#### Required task:
From the listing below, tally the lines that include "data". Return only the total.
------ Input ------
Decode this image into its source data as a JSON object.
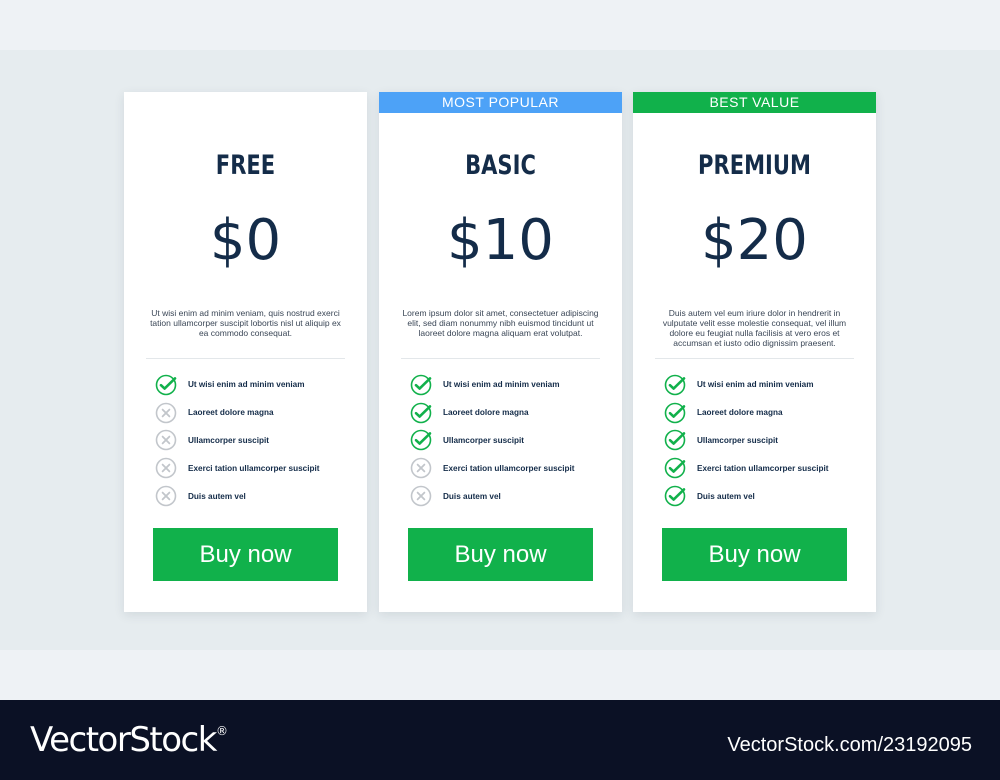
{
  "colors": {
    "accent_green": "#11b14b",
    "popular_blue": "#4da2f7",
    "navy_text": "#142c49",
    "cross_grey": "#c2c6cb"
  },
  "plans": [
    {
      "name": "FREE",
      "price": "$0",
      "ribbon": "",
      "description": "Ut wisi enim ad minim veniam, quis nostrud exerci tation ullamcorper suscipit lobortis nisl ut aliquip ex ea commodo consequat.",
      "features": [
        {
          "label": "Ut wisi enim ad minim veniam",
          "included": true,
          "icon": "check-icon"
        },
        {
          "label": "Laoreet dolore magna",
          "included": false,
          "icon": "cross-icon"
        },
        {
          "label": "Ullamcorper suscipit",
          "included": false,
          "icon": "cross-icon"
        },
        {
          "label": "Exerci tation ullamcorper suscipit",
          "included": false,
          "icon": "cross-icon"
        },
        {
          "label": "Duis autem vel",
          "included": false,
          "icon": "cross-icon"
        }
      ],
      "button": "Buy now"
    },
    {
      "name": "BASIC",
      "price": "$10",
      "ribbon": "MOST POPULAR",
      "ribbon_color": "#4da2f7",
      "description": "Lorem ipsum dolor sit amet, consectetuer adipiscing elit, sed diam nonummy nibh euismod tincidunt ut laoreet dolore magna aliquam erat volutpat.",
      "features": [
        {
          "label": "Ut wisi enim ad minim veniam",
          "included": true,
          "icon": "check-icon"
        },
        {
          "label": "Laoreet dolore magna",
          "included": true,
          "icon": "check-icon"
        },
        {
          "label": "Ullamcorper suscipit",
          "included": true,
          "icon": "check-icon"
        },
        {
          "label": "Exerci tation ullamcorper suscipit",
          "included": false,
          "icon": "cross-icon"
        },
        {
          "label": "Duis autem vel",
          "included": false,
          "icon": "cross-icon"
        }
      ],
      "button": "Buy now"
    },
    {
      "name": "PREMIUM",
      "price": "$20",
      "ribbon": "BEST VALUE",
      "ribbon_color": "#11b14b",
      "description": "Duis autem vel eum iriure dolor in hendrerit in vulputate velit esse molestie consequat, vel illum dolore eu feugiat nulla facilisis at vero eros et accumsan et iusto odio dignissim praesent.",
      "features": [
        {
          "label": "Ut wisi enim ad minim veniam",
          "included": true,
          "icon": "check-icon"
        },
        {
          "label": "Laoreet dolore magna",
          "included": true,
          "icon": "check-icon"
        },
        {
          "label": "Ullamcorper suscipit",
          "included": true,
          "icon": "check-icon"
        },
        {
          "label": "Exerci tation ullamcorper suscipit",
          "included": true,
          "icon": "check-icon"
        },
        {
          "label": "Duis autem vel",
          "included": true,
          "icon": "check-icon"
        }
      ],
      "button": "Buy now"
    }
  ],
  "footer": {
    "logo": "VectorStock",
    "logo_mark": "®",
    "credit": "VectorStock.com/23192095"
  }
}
------
------ Input ------
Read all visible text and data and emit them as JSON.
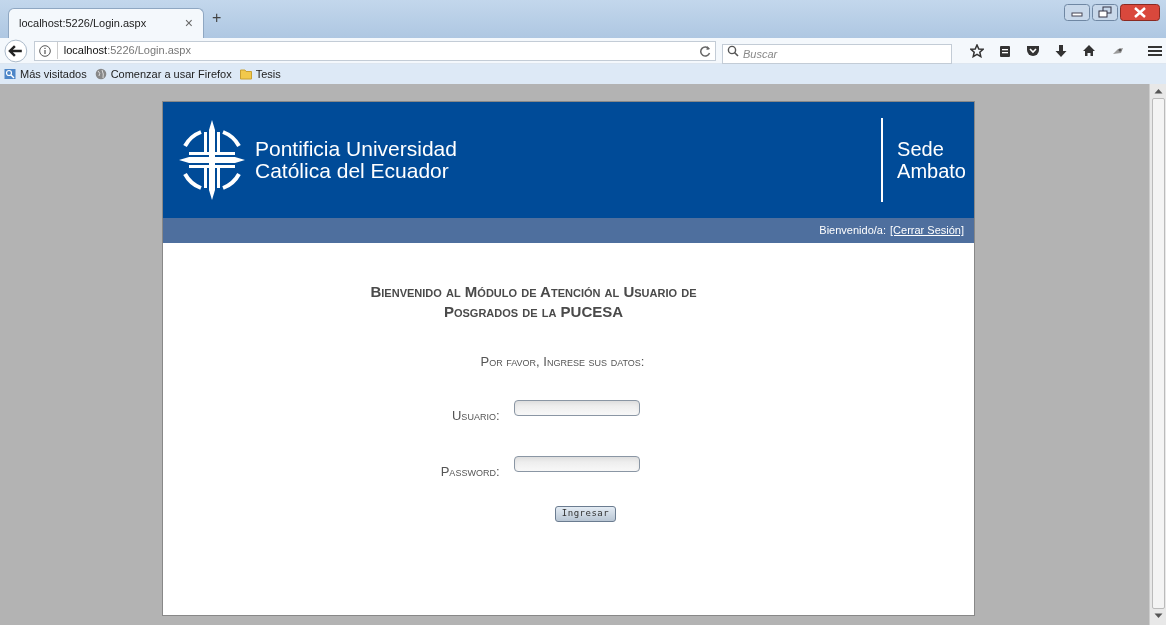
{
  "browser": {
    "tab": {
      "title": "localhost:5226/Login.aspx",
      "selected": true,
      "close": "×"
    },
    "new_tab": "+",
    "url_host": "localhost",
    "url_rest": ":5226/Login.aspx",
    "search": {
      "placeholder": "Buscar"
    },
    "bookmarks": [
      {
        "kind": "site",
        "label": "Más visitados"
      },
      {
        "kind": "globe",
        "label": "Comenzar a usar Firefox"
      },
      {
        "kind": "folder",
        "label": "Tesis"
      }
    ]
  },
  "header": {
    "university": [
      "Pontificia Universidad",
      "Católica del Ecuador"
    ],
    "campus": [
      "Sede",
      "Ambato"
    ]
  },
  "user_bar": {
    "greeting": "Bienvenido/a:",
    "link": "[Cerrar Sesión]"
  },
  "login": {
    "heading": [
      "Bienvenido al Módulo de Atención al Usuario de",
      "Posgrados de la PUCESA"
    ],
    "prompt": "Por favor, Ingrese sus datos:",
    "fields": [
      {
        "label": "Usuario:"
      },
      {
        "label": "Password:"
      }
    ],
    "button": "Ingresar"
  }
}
------
#### Task solution:
2